»»

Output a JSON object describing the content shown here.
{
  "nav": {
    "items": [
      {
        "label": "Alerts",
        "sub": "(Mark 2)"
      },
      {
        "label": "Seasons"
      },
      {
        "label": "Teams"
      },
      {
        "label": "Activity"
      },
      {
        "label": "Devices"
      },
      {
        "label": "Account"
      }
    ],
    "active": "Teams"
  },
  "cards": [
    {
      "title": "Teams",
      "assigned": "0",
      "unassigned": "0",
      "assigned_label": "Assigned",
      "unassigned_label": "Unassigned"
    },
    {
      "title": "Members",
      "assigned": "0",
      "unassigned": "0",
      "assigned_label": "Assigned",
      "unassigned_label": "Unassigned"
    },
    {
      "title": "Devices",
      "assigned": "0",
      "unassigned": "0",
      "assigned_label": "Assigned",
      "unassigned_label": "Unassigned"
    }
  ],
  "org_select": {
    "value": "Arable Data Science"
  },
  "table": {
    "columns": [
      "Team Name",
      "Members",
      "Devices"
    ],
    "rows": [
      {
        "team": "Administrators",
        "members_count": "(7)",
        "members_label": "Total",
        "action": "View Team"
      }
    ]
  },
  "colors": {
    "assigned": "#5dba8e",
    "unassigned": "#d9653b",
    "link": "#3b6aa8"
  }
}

««

**DIRECTION:**
Return all the data above once more, precisely as given.

**TASK RESULT:**
Output a JSON object describing the content shown here.
{
  "nav": {
    "items": [
      {
        "label": "Alerts",
        "sub": "(Mark 2)"
      },
      {
        "label": "Seasons"
      },
      {
        "label": "Teams"
      },
      {
        "label": "Activity"
      },
      {
        "label": "Devices"
      },
      {
        "label": "Account"
      }
    ],
    "active": "Teams"
  },
  "cards": [
    {
      "title": "Teams",
      "assigned": "0",
      "unassigned": "0",
      "assigned_label": "Assigned",
      "unassigned_label": "Unassigned"
    },
    {
      "title": "Members",
      "assigned": "0",
      "unassigned": "0",
      "assigned_label": "Assigned",
      "unassigned_label": "Unassigned"
    },
    {
      "title": "Devices",
      "assigned": "0",
      "unassigned": "0",
      "assigned_label": "Assigned",
      "unassigned_label": "Unassigned"
    }
  ],
  "org_select": {
    "value": "Arable Data Science"
  },
  "table": {
    "columns": [
      "Team Name",
      "Members",
      "Devices"
    ],
    "rows": [
      {
        "team": "Administrators",
        "members_count": "(7)",
        "members_label": "Total",
        "action": "View Team"
      }
    ]
  },
  "colors": {
    "assigned": "#5dba8e",
    "unassigned": "#d9653b",
    "link": "#3b6aa8"
  }
}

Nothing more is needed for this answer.